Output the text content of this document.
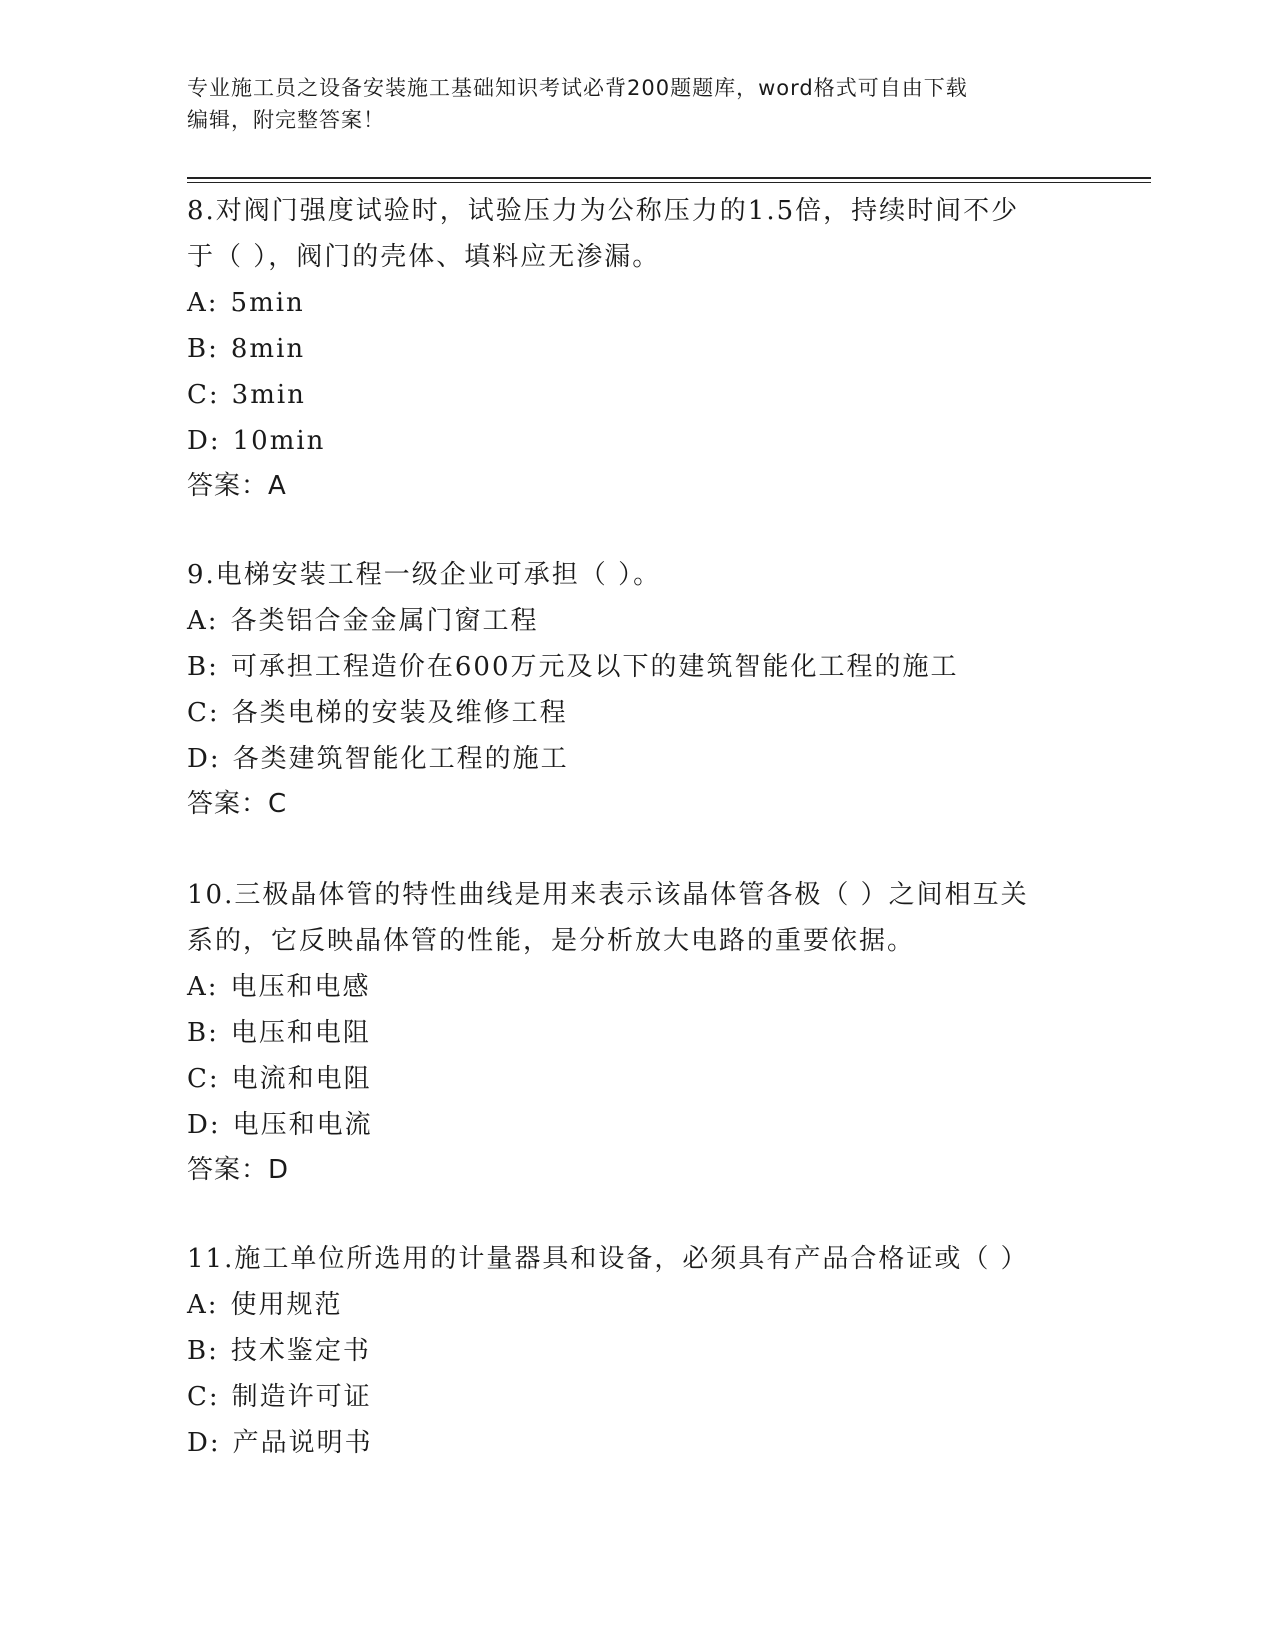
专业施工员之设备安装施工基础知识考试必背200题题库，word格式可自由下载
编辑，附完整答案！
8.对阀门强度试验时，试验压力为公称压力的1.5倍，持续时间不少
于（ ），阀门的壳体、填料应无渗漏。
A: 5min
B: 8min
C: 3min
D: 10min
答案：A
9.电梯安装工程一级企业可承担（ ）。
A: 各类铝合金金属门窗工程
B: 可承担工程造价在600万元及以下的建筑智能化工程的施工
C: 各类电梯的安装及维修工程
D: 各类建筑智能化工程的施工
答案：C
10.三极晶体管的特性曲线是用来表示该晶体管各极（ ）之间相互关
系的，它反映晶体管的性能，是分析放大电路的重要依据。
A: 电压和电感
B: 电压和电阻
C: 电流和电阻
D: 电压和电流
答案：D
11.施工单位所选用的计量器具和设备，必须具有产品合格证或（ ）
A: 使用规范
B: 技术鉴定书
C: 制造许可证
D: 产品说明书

[EXERCISE INSTRUCTIONS]
Repeat the entries exactly. Pictures are excluded from the copy.

[OUTPUT OF THE TASK]
Output the text content of this document.
专业施工员之设备安装施工基础知识考试必背200题题库，word格式可自由下载
编辑，附完整答案！
8.对阀门强度试验时，试验压力为公称压力的1.5倍，持续时间不少
于（ ），阀门的壳体、填料应无渗漏。
A: 5min
B: 8min
C: 3min
D: 10min
答案：A
9.电梯安装工程一级企业可承担（ ）。
A: 各类铝合金金属门窗工程
B: 可承担工程造价在600万元及以下的建筑智能化工程的施工
C: 各类电梯的安装及维修工程
D: 各类建筑智能化工程的施工
答案：C
10.三极晶体管的特性曲线是用来表示该晶体管各极（ ）之间相互关
系的，它反映晶体管的性能，是分析放大电路的重要依据。
A: 电压和电感
B: 电压和电阻
C: 电流和电阻
D: 电压和电流
答案：D
11.施工单位所选用的计量器具和设备，必须具有产品合格证或（ ）
A: 使用规范
B: 技术鉴定书
C: 制造许可证
D: 产品说明书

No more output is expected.